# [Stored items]
----

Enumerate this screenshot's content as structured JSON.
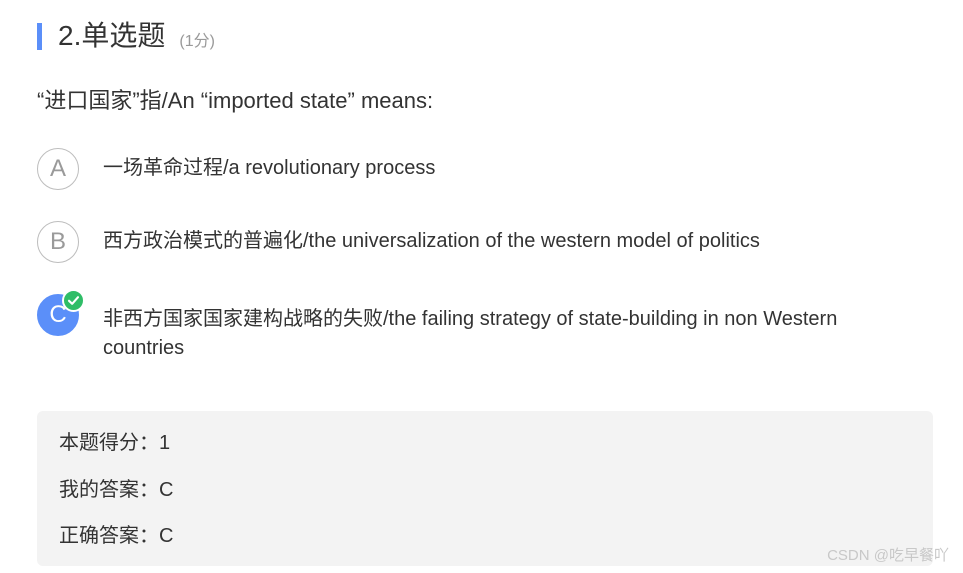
{
  "header": {
    "title": "2.单选题",
    "score": "(1分)"
  },
  "question": {
    "text": "“进口国家”指/An “imported state” means:"
  },
  "options": [
    {
      "letter": "A",
      "text": "一场革命过程/a revolutionary process",
      "selected": false
    },
    {
      "letter": "B",
      "text": "西方政治模式的普遍化/the universalization of the western model of politics",
      "selected": false
    },
    {
      "letter": "C",
      "text": "非西方国家国家建构战略的失败/the failing strategy of state-building in non Western countries",
      "selected": true,
      "icon": "check-icon"
    }
  ],
  "result": {
    "score_line": "本题得分：1",
    "my_answer_line": "我的答案：C",
    "correct_answer_line": "正确答案：C"
  },
  "watermark": "CSDN @吃早餐吖",
  "colors": {
    "accent": "#5b8ff9",
    "correct": "#2fbd67",
    "panel": "#f3f3f3"
  }
}
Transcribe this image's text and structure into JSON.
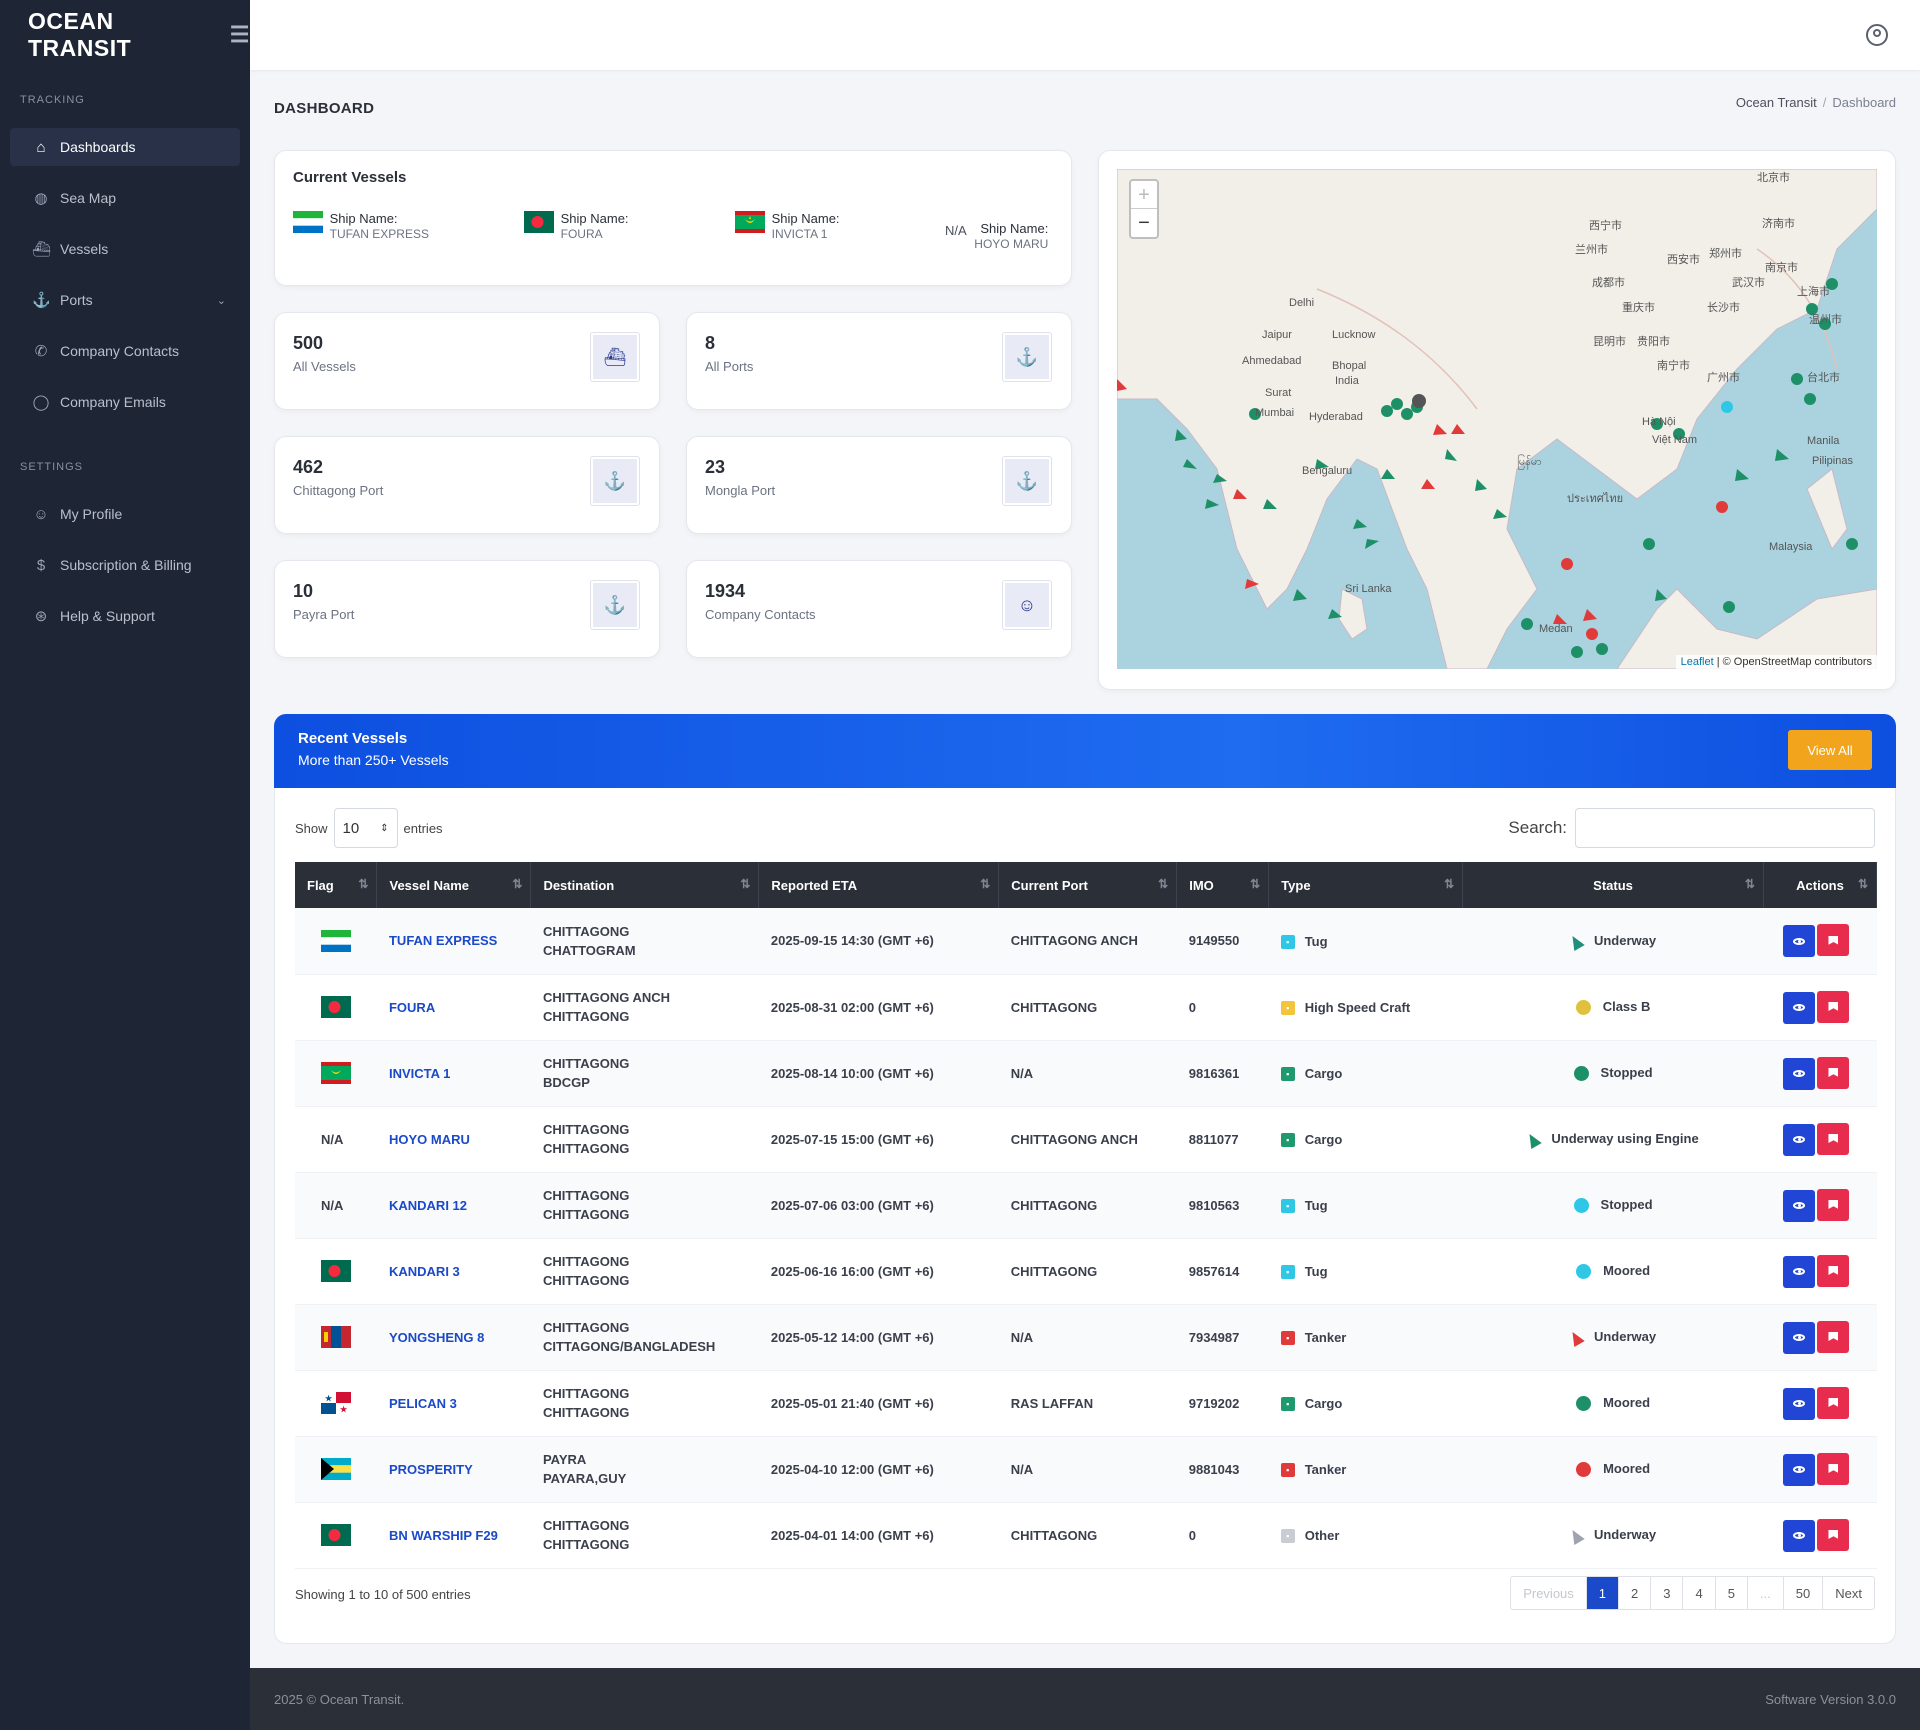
{
  "brand": {
    "name": "OCEAN TRANSIT"
  },
  "sidebar": {
    "sections": [
      {
        "title": "TRACKING"
      },
      {
        "title": "SETTINGS"
      }
    ],
    "tracking_items": [
      {
        "label": "Dashboards",
        "icon": "home-icon"
      },
      {
        "label": "Sea Map",
        "icon": "globe-icon"
      },
      {
        "label": "Vessels",
        "icon": "ship-icon"
      },
      {
        "label": "Ports",
        "icon": "anchor-icon"
      },
      {
        "label": "Company Contacts",
        "icon": "phone-icon"
      },
      {
        "label": "Company Emails",
        "icon": "chat-icon"
      }
    ],
    "settings_items": [
      {
        "label": "My Profile",
        "icon": "user-icon"
      },
      {
        "label": "Subscription & Billing",
        "icon": "dollar-icon"
      },
      {
        "label": "Help & Support",
        "icon": "lifebuoy-icon"
      }
    ]
  },
  "header": {
    "page_title": "DASHBOARD",
    "breadcrumb": [
      "Ocean Transit",
      "Dashboard"
    ]
  },
  "current_vessels": {
    "title": "Current Vessels",
    "ship_label": "Ship Name:",
    "items": [
      {
        "name": "TUFAN EXPRESS",
        "flag": "sierra-leone"
      },
      {
        "name": "FOURA",
        "flag": "bangladesh"
      },
      {
        "name": "INVICTA 1",
        "flag": "mauritania"
      },
      {
        "name": "HOYO MARU",
        "flag": "N/A"
      }
    ]
  },
  "stats": [
    {
      "value": "500",
      "label": "All Vessels",
      "icon": "ship-icon"
    },
    {
      "value": "8",
      "label": "All Ports",
      "icon": "anchor-icon"
    },
    {
      "value": "462",
      "label": "Chittagong Port",
      "icon": "anchor-icon"
    },
    {
      "value": "23",
      "label": "Mongla Port",
      "icon": "anchor-icon"
    },
    {
      "value": "10",
      "label": "Payra Port",
      "icon": "anchor-icon"
    },
    {
      "value": "1934",
      "label": "Company Contacts",
      "icon": "user-icon"
    }
  ],
  "map": {
    "zoom_in": "+",
    "zoom_out": "−",
    "attribution_link": "Leaflet",
    "attribution_text": " | © OpenStreetMap contributors",
    "labels": [
      "Delhi",
      "Jaipur",
      "Lucknow",
      "Ahmedabad",
      "Bhopal",
      "India",
      "Surat",
      "Mumbai",
      "Hyderabad",
      "Bengaluru",
      "Việt Nam",
      "Manila",
      "Pilipinas",
      "Malaysia",
      "成都市",
      "重庆市",
      "武汉市",
      "长沙市",
      "广州市",
      "南宁市",
      "昆明市",
      "贵阳市",
      "西安市",
      "郑州市",
      "北京市",
      "济南市",
      "南京市",
      "上海市",
      "温州市",
      "台北市",
      "兰州市",
      "西宁市",
      "Medan",
      "Sri Lanka",
      "Hà Nội",
      "ประเทศไทย",
      "မြန်မာ"
    ]
  },
  "recent": {
    "title": "Recent Vessels",
    "subtitle": "More than 250+ Vessels",
    "view_all": "View All",
    "show": "Show",
    "entries_value": "10",
    "entries": "entries",
    "search_label": "Search:",
    "columns": [
      "Flag",
      "Vessel Name",
      "Destination",
      "Reported ETA",
      "Current Port",
      "IMO",
      "Type",
      "Status",
      "Actions"
    ],
    "rows": [
      {
        "flag": "sierra-leone",
        "name": "TUFAN EXPRESS",
        "dest1": "CHITTAGONG",
        "dest2": "CHATTOGRAM",
        "eta": "2025-09-15 14:30 (GMT +6)",
        "port": "CHITTAGONG ANCH",
        "imo": "9149550",
        "type": "Tug",
        "type_color": "#2fc7e6",
        "status": "Underway",
        "status_kind": "arrow",
        "status_color": "#1f8f7a"
      },
      {
        "flag": "bangladesh",
        "name": "FOURA",
        "dest1": "CHITTAGONG ANCH",
        "dest2": "CHITTAGONG",
        "eta": "2025-08-31 02:00 (GMT +6)",
        "port": "CHITTAGONG",
        "imo": "0",
        "type": "High Speed Craft",
        "type_color": "#f2c53c",
        "status": "Class B",
        "status_kind": "dot",
        "status_color": "#e1c03e"
      },
      {
        "flag": "mauritania",
        "name": "INVICTA 1",
        "dest1": "CHITTAGONG",
        "dest2": "BDCGP",
        "eta": "2025-08-14 10:00 (GMT +6)",
        "port": "N/A",
        "imo": "9816361",
        "type": "Cargo",
        "type_color": "#1f9a6e",
        "status": "Stopped",
        "status_kind": "dot",
        "status_color": "#1e9068"
      },
      {
        "flag": "N/A",
        "name": "HOYO MARU",
        "dest1": "CHITTAGONG",
        "dest2": "CHITTAGONG",
        "eta": "2025-07-15 15:00 (GMT +6)",
        "port": "CHITTAGONG ANCH",
        "imo": "8811077",
        "type": "Cargo",
        "type_color": "#1f9a6e",
        "status": "Underway using Engine",
        "status_kind": "arrow",
        "status_color": "#1e9068"
      },
      {
        "flag": "N/A",
        "name": "KANDARI 12",
        "dest1": "CHITTAGONG",
        "dest2": "CHITTAGONG",
        "eta": "2025-07-06 03:00 (GMT +6)",
        "port": "CHITTAGONG",
        "imo": "9810563",
        "type": "Tug",
        "type_color": "#2fc7e6",
        "status": "Stopped",
        "status_kind": "dot",
        "status_color": "#2fc7e6"
      },
      {
        "flag": "bangladesh",
        "name": "KANDARI 3",
        "dest1": "CHITTAGONG",
        "dest2": "CHITTAGONG",
        "eta": "2025-06-16 16:00 (GMT +6)",
        "port": "CHITTAGONG",
        "imo": "9857614",
        "type": "Tug",
        "type_color": "#2fc7e6",
        "status": "Moored",
        "status_kind": "dot",
        "status_color": "#2fc7e6"
      },
      {
        "flag": "mongolia",
        "name": "YONGSHENG 8",
        "dest1": "CHITTAGONG",
        "dest2": "CITTAGONG/BANGLADESH",
        "eta": "2025-05-12 14:00 (GMT +6)",
        "port": "N/A",
        "imo": "7934987",
        "type": "Tanker",
        "type_color": "#e13a3a",
        "status": "Underway",
        "status_kind": "arrow",
        "status_color": "#e13a3a"
      },
      {
        "flag": "panama",
        "name": "PELICAN 3",
        "dest1": "CHITTAGONG",
        "dest2": "CHITTAGONG",
        "eta": "2025-05-01 21:40 (GMT +6)",
        "port": "RAS LAFFAN",
        "imo": "9719202",
        "type": "Cargo",
        "type_color": "#1f9a6e",
        "status": "Moored",
        "status_kind": "dot",
        "status_color": "#1e9068"
      },
      {
        "flag": "bahamas",
        "name": "PROSPERITY",
        "dest1": "PAYRA",
        "dest2": "PAYARA,GUY",
        "eta": "2025-04-10 12:00 (GMT +6)",
        "port": "N/A",
        "imo": "9881043",
        "type": "Tanker",
        "type_color": "#e13a3a",
        "status": "Moored",
        "status_kind": "dot",
        "status_color": "#e13a3a"
      },
      {
        "flag": "bangladesh",
        "name": "BN WARSHIP F29",
        "dest1": "CHITTAGONG",
        "dest2": "CHITTAGONG",
        "eta": "2025-04-01 14:00 (GMT +6)",
        "port": "CHITTAGONG",
        "imo": "0",
        "type": "Other",
        "type_color": "#c9ccd3",
        "status": "Underway",
        "status_kind": "arrow",
        "status_color": "#9ea3ad"
      }
    ],
    "info": "Showing 1 to 10 of 500 entries",
    "pager": [
      "Previous",
      "1",
      "2",
      "3",
      "4",
      "5",
      "...",
      "50",
      "Next"
    ]
  },
  "footer": {
    "left": "2025 © Ocean Transit.",
    "right": "Software Version 3.0.0"
  }
}
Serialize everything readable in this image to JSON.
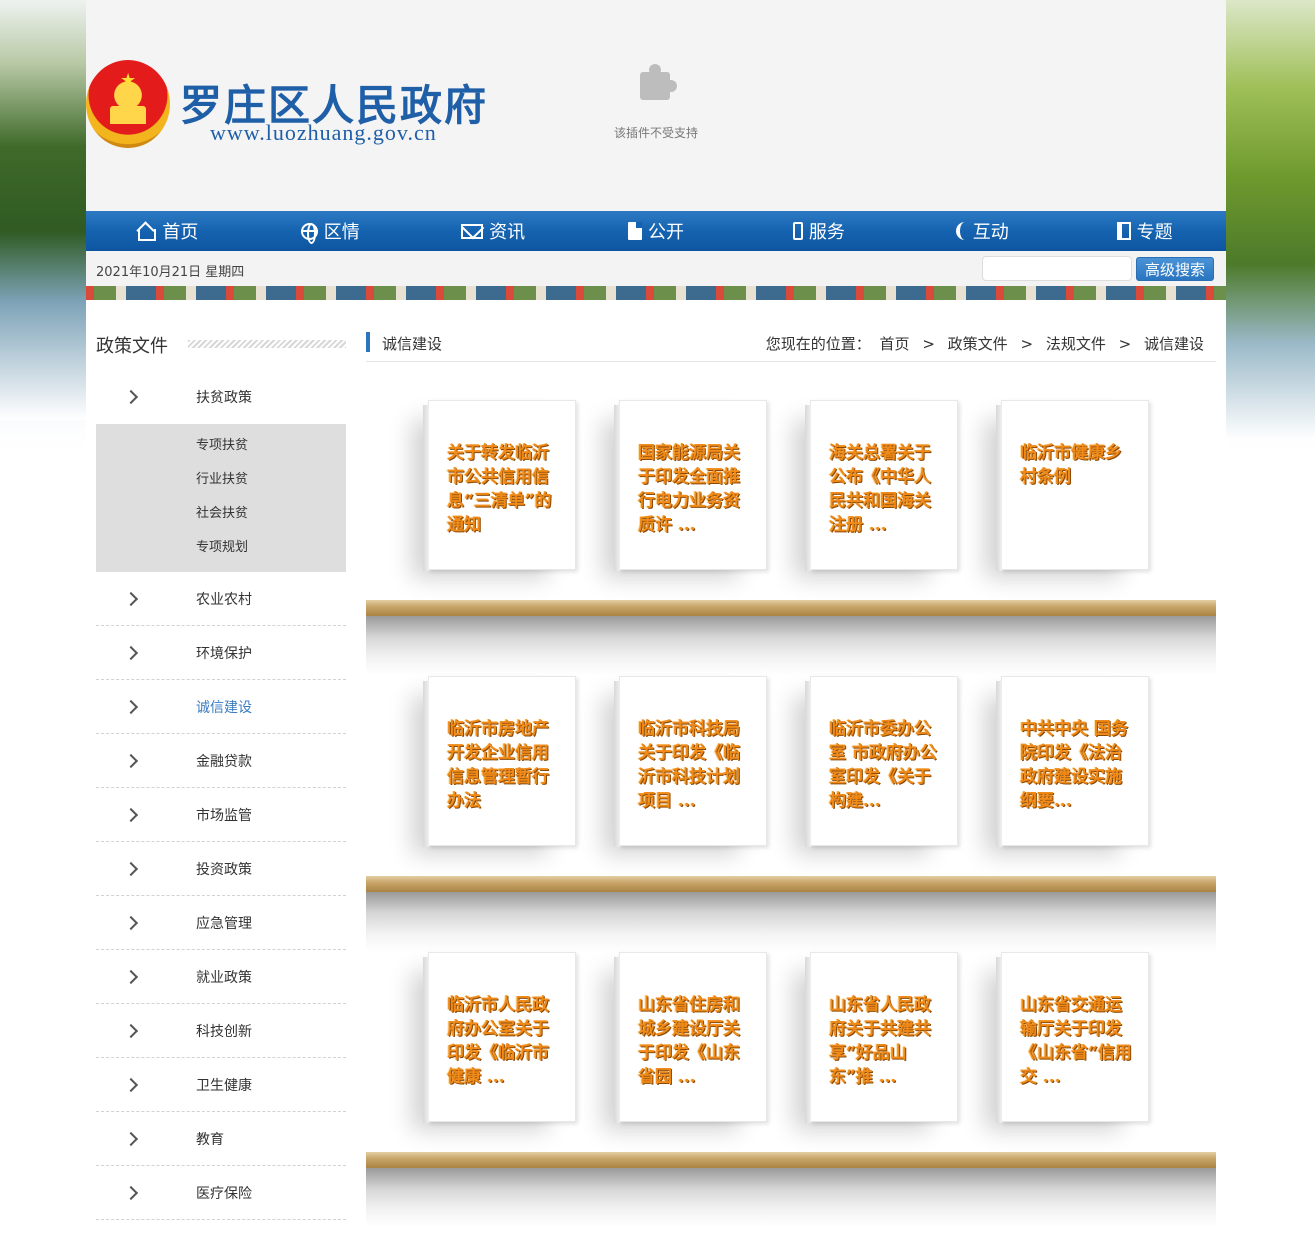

----

# [EXERCISE AIM]
Pick out each line containing "Company" and report it.

# [IN RESPONSE]
        "label": "Company Contacts",
        "label": "Company Emails",
      "label": "Company Contacts",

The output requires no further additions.